▸ **PROBLEM DESCRIPTION**: Present the following data again exactly as it is shown.

Records that describe figures
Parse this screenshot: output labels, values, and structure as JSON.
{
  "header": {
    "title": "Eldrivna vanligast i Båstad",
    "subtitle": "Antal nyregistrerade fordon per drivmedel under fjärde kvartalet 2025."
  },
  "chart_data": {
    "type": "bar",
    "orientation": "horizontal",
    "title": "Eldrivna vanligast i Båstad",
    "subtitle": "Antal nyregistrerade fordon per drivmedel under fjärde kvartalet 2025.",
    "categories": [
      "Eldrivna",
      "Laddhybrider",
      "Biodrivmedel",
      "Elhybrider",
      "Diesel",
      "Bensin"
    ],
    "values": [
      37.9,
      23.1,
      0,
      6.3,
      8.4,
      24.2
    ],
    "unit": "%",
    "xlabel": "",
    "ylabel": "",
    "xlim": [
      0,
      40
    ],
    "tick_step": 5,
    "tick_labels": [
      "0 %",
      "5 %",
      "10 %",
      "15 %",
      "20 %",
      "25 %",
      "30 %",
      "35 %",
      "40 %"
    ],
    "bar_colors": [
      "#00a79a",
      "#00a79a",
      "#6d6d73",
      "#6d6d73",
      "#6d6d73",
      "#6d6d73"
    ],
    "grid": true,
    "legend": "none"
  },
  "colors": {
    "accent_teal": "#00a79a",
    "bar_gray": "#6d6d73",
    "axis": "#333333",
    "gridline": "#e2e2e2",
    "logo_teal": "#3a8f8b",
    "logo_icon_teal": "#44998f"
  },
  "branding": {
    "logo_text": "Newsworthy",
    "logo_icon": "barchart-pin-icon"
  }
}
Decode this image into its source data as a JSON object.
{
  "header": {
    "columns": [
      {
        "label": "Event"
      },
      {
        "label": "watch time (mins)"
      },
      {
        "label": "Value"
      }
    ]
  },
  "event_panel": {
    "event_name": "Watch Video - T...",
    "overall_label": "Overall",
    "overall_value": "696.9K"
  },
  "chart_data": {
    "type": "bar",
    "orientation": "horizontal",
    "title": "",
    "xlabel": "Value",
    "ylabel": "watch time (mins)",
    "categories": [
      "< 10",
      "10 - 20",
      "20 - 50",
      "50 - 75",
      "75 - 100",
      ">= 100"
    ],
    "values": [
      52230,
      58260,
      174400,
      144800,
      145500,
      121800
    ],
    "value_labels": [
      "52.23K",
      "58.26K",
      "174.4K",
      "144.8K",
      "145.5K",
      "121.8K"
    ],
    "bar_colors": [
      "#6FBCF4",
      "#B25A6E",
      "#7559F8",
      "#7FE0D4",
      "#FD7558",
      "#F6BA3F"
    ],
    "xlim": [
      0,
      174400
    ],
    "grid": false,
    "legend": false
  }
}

▸ **ANSWER TO THE EXERCISE**:
Parse this screenshot: output labels, values, and structure as JSON.
{
  "header": {
    "title": "Eldrivna vanligast i Båstad",
    "subtitle": "Antal nyregistrerade fordon per drivmedel under fjärde kvartalet 2025."
  },
  "chart_data": {
    "type": "bar",
    "orientation": "horizontal",
    "title": "Eldrivna vanligast i Båstad",
    "subtitle": "Antal nyregistrerade fordon per drivmedel under fjärde kvartalet 2025.",
    "categories": [
      "Eldrivna",
      "Laddhybrider",
      "Biodrivmedel",
      "Elhybrider",
      "Diesel",
      "Bensin"
    ],
    "values": [
      37.9,
      23.1,
      0,
      6.3,
      8.4,
      24.2
    ],
    "unit": "%",
    "xlabel": "",
    "ylabel": "",
    "xlim": [
      0,
      40
    ],
    "tick_step": 5,
    "tick_labels": [
      "0 %",
      "5 %",
      "10 %",
      "15 %",
      "20 %",
      "25 %",
      "30 %",
      "35 %",
      "40 %"
    ],
    "bar_colors": [
      "#00a79a",
      "#00a79a",
      "#6d6d73",
      "#6d6d73",
      "#6d6d73",
      "#6d6d73"
    ],
    "grid": true,
    "legend": "none"
  },
  "colors": {
    "accent_teal": "#00a79a",
    "bar_gray": "#6d6d73",
    "axis": "#333333",
    "gridline": "#e2e2e2",
    "logo_teal": "#3a8f8b",
    "logo_icon_teal": "#44998f"
  },
  "branding": {
    "logo_text": "Newsworthy",
    "logo_icon": "barchart-pin-icon"
  }
}
Decode this image into its source data as a JSON object.
{
  "header": {
    "columns": [
      {
        "label": "Event"
      },
      {
        "label": "watch time (mins)"
      },
      {
        "label": "Value"
      }
    ]
  },
  "event_panel": {
    "event_name": "Watch Video - T...",
    "overall_label": "Overall",
    "overall_value": "696.9K"
  },
  "chart_data": {
    "type": "bar",
    "orientation": "horizontal",
    "title": "",
    "xlabel": "Value",
    "ylabel": "watch time (mins)",
    "categories": [
      "< 10",
      "10 - 20",
      "20 - 50",
      "50 - 75",
      "75 - 100",
      ">= 100"
    ],
    "values": [
      52230,
      58260,
      174400,
      144800,
      145500,
      121800
    ],
    "value_labels": [
      "52.23K",
      "58.26K",
      "174.4K",
      "144.8K",
      "145.5K",
      "121.8K"
    ],
    "bar_colors": [
      "#6FBCF4",
      "#B25A6E",
      "#7559F8",
      "#7FE0D4",
      "#FD7558",
      "#F6BA3F"
    ],
    "xlim": [
      0,
      174400
    ],
    "grid": false,
    "legend": false
  }
}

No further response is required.